Challenge: Copy every line that mentions the word "Chulmin".

>> START Supplied records

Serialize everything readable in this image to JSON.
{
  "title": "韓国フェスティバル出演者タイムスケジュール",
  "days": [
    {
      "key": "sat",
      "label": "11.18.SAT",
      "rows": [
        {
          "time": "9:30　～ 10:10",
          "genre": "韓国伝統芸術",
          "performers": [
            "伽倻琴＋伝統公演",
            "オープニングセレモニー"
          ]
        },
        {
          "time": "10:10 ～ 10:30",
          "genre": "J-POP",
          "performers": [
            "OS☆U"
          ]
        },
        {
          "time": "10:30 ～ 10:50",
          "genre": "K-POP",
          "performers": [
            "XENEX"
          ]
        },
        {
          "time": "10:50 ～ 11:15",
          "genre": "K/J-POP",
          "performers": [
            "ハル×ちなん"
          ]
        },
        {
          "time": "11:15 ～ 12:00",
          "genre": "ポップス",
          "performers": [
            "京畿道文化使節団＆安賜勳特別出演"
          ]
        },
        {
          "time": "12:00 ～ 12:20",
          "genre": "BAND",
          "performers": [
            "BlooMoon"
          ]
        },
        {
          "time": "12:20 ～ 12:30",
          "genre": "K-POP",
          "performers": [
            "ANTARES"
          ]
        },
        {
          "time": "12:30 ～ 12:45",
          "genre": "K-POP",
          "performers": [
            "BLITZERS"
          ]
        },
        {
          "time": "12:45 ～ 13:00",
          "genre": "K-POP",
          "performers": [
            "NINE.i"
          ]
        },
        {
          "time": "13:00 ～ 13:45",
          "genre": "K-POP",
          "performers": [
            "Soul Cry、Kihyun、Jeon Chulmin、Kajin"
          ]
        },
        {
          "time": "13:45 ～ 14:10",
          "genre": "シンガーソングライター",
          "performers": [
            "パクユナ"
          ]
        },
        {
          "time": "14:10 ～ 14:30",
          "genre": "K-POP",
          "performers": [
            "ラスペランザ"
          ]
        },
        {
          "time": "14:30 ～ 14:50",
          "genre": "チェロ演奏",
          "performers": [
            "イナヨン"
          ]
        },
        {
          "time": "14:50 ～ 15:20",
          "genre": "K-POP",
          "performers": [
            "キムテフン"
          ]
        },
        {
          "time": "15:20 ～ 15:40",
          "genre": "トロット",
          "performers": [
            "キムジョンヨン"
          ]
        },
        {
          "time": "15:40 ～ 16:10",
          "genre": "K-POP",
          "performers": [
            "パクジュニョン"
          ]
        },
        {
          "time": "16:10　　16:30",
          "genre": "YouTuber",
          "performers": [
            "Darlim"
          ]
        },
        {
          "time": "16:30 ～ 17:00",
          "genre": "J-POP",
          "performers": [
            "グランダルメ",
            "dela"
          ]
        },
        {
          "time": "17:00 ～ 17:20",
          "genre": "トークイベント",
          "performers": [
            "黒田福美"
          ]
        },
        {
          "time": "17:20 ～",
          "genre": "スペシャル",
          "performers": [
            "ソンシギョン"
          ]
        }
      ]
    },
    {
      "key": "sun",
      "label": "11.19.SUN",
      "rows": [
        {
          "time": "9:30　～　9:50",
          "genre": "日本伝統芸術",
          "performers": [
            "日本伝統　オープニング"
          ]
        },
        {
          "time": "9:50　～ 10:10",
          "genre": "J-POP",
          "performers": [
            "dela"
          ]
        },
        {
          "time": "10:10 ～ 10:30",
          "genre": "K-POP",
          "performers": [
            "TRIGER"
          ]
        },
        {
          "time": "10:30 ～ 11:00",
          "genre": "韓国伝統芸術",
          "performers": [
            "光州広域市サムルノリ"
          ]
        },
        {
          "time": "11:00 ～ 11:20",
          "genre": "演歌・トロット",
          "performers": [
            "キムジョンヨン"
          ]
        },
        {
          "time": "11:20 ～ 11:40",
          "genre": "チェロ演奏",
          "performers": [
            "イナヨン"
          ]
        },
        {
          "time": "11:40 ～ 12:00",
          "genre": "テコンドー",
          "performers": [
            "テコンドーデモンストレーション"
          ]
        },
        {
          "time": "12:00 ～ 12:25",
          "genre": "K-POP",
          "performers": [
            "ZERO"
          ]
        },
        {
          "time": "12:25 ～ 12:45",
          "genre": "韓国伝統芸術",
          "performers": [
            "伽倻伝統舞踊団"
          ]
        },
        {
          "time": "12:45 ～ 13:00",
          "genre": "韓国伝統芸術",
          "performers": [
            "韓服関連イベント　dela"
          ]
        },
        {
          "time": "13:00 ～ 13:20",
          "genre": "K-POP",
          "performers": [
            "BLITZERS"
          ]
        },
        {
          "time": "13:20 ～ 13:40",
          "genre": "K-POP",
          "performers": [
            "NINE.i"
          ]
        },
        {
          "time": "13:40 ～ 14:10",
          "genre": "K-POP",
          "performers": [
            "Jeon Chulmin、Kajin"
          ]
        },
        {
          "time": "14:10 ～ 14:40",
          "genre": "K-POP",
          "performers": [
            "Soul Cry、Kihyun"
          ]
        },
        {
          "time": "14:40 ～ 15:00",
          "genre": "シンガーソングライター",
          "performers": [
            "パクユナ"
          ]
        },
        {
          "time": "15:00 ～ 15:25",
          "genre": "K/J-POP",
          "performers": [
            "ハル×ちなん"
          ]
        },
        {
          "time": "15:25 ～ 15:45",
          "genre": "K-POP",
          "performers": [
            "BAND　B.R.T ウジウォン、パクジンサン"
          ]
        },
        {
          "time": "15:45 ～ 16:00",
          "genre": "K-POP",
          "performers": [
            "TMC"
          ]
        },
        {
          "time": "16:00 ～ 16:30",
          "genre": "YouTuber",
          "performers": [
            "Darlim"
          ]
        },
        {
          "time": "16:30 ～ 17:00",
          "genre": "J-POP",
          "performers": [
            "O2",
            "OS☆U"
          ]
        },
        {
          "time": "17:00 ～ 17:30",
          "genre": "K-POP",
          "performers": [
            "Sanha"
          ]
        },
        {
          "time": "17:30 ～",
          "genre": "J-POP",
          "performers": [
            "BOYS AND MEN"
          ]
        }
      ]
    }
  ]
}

>> END Supplied records

Answer to this problem:
            "Soul Cry、Kihyun、Jeon Chulmin、Kajin"
            "Jeon Chulmin、Kajin"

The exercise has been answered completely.